### SET PROBLEM
Extract each line of the records below that contains the word "Lomma".

START DATA EXCERPTS

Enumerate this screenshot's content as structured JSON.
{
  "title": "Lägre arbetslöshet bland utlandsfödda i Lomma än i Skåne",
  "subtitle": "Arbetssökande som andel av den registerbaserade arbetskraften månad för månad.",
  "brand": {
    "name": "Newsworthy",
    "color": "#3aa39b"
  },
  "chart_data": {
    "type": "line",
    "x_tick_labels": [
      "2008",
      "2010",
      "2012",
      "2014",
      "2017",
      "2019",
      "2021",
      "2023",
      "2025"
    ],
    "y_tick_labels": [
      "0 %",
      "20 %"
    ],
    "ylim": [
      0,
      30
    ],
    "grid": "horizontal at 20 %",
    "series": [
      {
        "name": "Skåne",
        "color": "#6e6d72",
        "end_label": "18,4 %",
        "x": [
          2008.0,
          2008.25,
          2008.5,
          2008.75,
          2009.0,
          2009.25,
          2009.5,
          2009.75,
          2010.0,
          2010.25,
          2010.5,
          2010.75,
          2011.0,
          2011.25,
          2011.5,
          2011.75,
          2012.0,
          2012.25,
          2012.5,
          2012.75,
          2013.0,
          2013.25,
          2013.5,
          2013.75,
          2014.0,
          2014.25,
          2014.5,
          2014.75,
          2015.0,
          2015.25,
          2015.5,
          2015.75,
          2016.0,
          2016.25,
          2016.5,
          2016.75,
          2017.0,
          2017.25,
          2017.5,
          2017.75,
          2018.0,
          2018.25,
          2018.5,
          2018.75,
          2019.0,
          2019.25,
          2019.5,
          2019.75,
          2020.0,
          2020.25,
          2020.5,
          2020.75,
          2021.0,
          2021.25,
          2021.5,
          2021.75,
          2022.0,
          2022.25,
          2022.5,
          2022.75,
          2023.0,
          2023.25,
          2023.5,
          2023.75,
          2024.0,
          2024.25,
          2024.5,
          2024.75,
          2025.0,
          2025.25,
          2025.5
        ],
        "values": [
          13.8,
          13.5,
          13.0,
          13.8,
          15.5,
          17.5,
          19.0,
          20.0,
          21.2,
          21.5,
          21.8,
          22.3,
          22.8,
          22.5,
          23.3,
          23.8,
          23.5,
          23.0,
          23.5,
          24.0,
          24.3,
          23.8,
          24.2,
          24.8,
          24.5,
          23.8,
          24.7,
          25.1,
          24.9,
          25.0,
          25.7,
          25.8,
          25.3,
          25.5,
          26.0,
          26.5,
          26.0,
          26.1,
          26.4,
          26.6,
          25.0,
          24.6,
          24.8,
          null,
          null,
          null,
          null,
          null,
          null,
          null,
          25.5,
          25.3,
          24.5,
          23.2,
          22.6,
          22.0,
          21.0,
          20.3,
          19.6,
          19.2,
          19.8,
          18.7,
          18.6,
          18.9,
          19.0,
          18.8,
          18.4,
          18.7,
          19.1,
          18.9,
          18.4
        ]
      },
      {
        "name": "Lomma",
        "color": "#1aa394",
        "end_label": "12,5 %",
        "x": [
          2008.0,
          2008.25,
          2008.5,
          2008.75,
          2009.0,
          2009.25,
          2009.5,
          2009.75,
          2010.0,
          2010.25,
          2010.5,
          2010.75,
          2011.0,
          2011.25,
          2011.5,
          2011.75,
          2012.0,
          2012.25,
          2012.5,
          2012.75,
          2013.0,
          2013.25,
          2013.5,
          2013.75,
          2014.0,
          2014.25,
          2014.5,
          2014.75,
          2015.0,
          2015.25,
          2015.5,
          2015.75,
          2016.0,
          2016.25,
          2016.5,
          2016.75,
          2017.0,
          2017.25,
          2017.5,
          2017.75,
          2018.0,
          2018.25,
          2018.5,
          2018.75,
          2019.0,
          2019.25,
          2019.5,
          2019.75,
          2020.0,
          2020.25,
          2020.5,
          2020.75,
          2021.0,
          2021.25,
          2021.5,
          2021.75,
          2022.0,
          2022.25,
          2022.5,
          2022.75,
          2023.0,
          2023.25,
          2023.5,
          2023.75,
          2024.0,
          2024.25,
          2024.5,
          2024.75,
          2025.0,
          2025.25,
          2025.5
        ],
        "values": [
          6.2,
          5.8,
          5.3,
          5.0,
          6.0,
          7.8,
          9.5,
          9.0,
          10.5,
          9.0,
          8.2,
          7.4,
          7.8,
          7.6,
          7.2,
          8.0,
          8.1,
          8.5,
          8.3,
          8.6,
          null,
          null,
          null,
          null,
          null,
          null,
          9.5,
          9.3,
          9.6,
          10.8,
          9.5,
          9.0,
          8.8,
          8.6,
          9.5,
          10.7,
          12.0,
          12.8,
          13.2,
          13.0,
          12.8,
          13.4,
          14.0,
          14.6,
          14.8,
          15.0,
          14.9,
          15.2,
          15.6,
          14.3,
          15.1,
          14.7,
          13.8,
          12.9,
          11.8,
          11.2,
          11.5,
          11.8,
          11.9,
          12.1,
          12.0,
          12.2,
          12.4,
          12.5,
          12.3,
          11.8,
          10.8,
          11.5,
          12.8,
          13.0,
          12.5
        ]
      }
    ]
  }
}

END DATA EXCERPTS
START DATA EXCERPTS

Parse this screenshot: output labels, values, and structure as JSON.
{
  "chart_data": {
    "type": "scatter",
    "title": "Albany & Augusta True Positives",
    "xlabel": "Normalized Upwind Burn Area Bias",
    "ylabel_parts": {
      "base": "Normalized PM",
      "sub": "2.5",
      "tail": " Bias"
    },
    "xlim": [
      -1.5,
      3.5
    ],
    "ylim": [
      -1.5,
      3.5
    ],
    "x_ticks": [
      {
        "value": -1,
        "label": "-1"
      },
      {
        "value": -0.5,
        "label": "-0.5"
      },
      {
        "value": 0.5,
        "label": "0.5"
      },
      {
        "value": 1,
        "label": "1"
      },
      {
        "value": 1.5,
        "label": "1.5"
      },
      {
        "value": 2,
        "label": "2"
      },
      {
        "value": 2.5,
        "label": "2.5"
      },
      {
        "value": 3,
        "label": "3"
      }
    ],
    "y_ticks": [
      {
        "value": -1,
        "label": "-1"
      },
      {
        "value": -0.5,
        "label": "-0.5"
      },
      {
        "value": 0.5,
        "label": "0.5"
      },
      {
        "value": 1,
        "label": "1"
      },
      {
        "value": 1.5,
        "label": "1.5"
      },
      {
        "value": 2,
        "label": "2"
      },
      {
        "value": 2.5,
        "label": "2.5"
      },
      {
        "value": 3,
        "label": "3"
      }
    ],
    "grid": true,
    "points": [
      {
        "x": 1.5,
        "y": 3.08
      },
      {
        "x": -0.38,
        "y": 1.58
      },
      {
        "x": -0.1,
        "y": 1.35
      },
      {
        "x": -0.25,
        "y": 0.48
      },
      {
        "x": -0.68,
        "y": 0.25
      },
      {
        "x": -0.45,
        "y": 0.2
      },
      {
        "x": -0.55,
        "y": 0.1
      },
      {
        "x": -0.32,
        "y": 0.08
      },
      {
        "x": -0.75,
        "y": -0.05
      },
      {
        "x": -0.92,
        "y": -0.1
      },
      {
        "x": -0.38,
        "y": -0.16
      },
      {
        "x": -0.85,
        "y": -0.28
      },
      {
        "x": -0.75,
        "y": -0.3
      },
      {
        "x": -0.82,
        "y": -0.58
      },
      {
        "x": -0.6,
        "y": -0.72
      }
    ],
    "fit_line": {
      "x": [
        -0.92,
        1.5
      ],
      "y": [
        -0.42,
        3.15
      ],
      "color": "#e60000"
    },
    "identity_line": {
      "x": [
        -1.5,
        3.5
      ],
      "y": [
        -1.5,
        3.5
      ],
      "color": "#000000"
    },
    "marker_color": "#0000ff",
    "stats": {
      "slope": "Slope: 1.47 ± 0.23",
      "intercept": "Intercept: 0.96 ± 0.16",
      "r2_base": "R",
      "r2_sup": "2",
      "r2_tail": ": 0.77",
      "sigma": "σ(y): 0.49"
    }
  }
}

END DATA EXCERPTS

### EXERCISE ANSWER
  "title": "Lägre arbetslöshet bland utlandsfödda i Lomma än i Skåne",
        "name": "Lomma",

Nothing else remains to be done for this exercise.